## WHAT IS REQUIRED
Copy each line of the data below with the word "STOCKHOLM".

## MATERIAL PROVIDED
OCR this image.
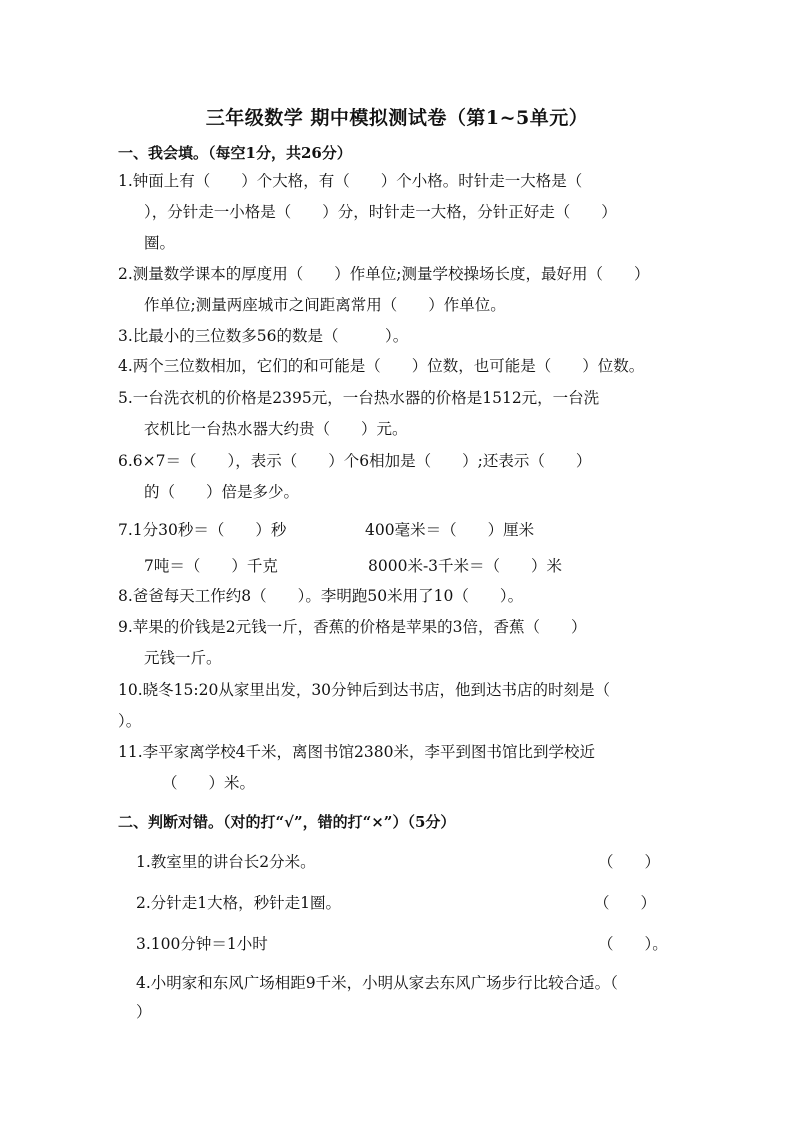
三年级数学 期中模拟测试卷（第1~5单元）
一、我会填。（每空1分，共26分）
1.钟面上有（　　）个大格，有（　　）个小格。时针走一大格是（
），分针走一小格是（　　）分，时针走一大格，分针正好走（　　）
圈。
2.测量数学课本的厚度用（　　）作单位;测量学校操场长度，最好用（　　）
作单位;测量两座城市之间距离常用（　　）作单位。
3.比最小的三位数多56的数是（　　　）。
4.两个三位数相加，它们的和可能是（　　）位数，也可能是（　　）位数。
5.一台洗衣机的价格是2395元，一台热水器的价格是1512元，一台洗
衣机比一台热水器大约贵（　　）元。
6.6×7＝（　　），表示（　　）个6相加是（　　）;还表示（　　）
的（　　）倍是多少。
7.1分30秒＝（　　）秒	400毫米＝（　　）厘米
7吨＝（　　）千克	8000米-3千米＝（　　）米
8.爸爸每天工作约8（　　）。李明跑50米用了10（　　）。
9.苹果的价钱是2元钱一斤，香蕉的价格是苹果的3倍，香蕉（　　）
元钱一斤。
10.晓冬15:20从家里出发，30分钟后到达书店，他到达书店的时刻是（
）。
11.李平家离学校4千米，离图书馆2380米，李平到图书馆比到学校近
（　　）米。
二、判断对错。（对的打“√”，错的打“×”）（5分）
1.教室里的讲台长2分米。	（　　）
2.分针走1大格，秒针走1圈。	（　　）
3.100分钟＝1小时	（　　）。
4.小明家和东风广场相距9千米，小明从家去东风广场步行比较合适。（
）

---

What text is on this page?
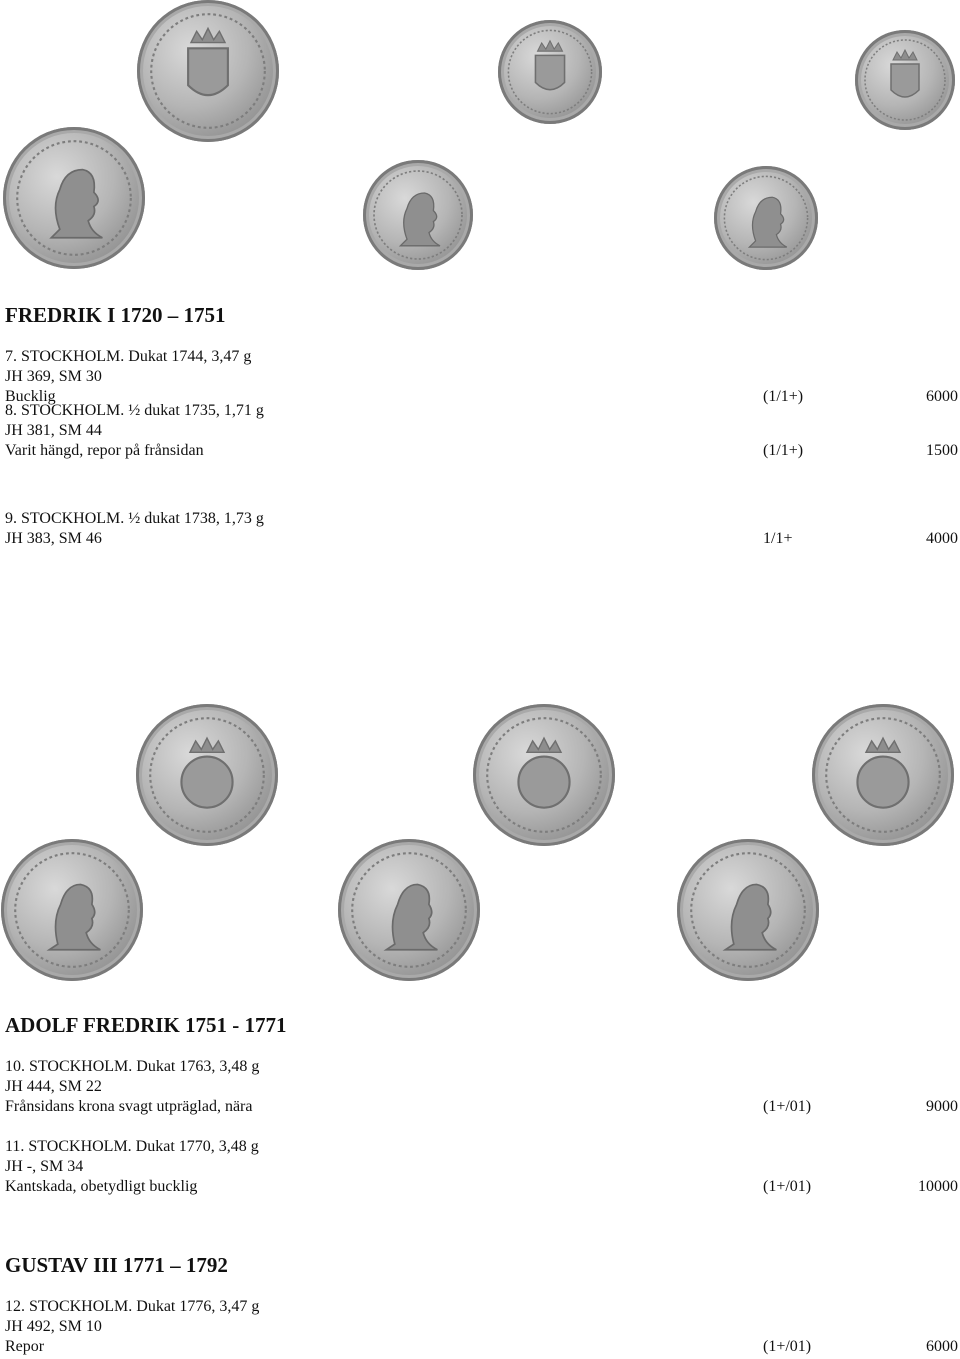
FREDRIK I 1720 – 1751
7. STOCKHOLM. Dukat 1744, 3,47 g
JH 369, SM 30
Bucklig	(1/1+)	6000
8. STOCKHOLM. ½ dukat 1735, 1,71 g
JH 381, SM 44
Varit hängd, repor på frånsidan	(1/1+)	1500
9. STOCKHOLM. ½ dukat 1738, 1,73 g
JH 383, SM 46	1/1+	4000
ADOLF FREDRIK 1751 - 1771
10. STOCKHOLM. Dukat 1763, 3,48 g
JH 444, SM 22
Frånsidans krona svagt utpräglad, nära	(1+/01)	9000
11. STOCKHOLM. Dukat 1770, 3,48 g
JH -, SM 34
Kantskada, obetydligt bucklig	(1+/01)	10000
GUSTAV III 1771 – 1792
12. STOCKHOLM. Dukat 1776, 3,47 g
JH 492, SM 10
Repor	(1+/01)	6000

## WRITTEN SOLUTION
7. STOCKHOLM. Dukat 1744, 3,47 g
8. STOCKHOLM. ½ dukat 1735, 1,71 g
9. STOCKHOLM. ½ dukat 1738, 1,73 g
10. STOCKHOLM. Dukat 1763, 3,48 g
11. STOCKHOLM. Dukat 1770, 3,48 g
12. STOCKHOLM. Dukat 1776, 3,47 g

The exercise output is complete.